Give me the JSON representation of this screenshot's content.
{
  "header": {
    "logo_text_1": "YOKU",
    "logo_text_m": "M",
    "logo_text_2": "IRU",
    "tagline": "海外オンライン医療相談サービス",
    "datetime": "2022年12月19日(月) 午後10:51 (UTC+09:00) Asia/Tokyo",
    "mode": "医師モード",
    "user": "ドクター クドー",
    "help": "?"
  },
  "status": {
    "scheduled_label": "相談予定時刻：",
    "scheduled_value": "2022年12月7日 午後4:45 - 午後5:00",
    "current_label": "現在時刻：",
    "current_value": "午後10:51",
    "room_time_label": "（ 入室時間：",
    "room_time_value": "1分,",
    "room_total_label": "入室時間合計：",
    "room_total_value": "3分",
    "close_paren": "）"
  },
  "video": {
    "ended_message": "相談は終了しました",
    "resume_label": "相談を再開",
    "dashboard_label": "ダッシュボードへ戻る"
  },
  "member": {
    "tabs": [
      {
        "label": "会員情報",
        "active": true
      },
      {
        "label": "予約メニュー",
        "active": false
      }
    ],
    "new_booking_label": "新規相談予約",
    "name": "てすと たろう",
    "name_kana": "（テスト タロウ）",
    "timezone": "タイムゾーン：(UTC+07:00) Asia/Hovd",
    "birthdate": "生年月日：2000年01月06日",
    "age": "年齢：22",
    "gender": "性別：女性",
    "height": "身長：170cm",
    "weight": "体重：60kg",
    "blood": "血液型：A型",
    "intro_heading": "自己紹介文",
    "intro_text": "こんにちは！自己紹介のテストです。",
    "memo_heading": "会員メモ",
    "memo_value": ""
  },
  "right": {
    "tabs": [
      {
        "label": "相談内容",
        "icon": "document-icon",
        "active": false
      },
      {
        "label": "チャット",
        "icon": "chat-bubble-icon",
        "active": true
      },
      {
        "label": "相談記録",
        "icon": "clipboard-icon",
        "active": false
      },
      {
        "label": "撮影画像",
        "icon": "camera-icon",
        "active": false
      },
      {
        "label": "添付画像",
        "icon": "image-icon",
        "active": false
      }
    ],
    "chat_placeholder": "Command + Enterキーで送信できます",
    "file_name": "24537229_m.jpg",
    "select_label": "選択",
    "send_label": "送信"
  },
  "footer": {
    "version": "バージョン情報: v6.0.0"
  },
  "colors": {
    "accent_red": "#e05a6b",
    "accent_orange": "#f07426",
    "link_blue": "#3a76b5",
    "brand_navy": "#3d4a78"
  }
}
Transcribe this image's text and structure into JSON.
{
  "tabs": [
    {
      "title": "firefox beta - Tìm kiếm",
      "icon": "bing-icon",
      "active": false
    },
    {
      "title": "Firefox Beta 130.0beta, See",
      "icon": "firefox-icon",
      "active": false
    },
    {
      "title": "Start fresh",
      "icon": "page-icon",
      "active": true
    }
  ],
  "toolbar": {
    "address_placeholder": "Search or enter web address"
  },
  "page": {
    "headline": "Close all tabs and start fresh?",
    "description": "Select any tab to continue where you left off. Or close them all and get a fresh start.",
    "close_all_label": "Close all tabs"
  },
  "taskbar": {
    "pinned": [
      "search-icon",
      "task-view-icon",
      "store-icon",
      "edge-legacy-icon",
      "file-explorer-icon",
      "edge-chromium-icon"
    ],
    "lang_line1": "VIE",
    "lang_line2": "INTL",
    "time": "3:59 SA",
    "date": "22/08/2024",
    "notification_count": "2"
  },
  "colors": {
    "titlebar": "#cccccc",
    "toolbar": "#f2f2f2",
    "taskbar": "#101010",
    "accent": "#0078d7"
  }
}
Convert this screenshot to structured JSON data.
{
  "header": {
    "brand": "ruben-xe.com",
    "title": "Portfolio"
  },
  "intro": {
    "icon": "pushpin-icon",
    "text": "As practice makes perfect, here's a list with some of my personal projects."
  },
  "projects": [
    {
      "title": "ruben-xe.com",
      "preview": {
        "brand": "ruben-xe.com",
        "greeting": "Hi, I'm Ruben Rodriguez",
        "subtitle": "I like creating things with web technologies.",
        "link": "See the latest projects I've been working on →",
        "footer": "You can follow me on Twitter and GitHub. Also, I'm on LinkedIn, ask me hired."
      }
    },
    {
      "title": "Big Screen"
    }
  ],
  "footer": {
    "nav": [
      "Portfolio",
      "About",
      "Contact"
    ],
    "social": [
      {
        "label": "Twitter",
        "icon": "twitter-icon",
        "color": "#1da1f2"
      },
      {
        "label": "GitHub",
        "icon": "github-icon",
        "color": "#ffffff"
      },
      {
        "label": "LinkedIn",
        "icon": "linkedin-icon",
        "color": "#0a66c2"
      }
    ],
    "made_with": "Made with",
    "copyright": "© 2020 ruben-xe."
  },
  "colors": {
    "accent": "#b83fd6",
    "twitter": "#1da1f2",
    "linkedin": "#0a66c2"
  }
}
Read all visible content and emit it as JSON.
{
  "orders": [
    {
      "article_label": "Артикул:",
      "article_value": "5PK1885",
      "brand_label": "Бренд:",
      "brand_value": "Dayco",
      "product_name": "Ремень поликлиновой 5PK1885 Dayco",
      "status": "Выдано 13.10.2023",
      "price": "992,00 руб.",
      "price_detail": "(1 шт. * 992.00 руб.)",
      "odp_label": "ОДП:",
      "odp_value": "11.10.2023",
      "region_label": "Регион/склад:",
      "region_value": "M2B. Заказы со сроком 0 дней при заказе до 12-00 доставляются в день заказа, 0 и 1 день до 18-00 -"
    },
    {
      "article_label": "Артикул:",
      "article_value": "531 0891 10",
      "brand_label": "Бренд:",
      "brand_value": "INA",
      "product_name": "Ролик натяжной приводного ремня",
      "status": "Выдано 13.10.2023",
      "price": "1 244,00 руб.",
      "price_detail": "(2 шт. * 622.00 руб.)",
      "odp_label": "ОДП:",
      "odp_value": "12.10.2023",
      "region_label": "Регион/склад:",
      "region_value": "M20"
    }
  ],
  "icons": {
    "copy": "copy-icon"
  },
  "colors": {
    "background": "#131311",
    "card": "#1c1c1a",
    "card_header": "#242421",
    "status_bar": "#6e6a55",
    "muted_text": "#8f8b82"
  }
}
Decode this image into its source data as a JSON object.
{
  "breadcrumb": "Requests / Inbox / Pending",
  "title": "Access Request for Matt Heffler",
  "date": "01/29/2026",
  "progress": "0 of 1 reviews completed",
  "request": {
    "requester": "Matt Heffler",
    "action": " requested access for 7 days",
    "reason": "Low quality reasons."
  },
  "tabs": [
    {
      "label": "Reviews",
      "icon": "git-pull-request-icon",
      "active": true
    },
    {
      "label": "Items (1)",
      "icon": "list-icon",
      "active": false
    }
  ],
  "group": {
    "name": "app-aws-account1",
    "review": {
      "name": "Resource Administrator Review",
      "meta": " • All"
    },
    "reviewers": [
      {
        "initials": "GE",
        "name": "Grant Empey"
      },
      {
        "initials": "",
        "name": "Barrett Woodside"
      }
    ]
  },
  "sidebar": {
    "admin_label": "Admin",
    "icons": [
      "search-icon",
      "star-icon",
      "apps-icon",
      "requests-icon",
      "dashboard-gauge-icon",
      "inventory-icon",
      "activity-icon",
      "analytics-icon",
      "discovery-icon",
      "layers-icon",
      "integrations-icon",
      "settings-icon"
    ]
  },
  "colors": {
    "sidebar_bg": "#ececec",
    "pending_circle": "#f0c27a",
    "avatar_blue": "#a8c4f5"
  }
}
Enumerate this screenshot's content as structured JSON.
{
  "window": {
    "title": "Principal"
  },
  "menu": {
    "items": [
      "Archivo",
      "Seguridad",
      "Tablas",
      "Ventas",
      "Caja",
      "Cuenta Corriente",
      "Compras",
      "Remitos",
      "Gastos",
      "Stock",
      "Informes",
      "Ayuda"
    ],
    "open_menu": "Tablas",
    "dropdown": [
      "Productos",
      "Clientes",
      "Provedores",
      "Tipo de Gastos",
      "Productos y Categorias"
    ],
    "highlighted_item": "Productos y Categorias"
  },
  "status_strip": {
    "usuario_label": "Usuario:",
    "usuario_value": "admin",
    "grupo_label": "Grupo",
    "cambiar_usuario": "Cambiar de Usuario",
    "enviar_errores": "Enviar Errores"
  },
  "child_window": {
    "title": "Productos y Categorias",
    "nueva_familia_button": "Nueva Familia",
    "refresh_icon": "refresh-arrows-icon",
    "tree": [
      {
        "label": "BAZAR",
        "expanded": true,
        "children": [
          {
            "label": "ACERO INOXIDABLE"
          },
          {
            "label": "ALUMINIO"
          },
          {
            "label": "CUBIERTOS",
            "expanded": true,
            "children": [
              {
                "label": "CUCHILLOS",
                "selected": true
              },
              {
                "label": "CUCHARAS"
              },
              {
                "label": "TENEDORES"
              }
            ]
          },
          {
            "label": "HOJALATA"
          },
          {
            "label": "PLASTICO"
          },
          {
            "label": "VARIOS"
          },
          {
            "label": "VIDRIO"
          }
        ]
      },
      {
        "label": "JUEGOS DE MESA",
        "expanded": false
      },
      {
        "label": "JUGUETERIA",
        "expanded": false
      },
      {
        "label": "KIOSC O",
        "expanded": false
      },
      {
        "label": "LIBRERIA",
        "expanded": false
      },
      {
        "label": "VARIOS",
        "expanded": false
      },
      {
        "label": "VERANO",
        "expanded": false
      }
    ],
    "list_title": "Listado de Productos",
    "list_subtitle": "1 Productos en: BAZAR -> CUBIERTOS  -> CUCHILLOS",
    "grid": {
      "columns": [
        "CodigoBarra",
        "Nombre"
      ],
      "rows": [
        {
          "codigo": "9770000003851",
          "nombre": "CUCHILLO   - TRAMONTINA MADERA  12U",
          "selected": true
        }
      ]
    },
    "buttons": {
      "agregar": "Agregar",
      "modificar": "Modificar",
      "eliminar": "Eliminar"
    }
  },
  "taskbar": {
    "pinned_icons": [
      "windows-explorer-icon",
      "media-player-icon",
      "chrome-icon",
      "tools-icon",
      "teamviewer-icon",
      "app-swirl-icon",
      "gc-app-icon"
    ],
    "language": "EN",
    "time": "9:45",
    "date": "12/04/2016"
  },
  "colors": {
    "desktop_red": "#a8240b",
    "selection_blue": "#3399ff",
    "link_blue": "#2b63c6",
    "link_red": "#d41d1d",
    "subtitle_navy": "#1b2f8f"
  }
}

# Given task:
Gather each line in the entries above where the string "CUCHILLOS" is found.

# Task answer:
                "label": "CUCHILLOS",
    "list_subtitle": "1 Productos en: BAZAR -> CUBIERTOS  -> CUCHILLOS",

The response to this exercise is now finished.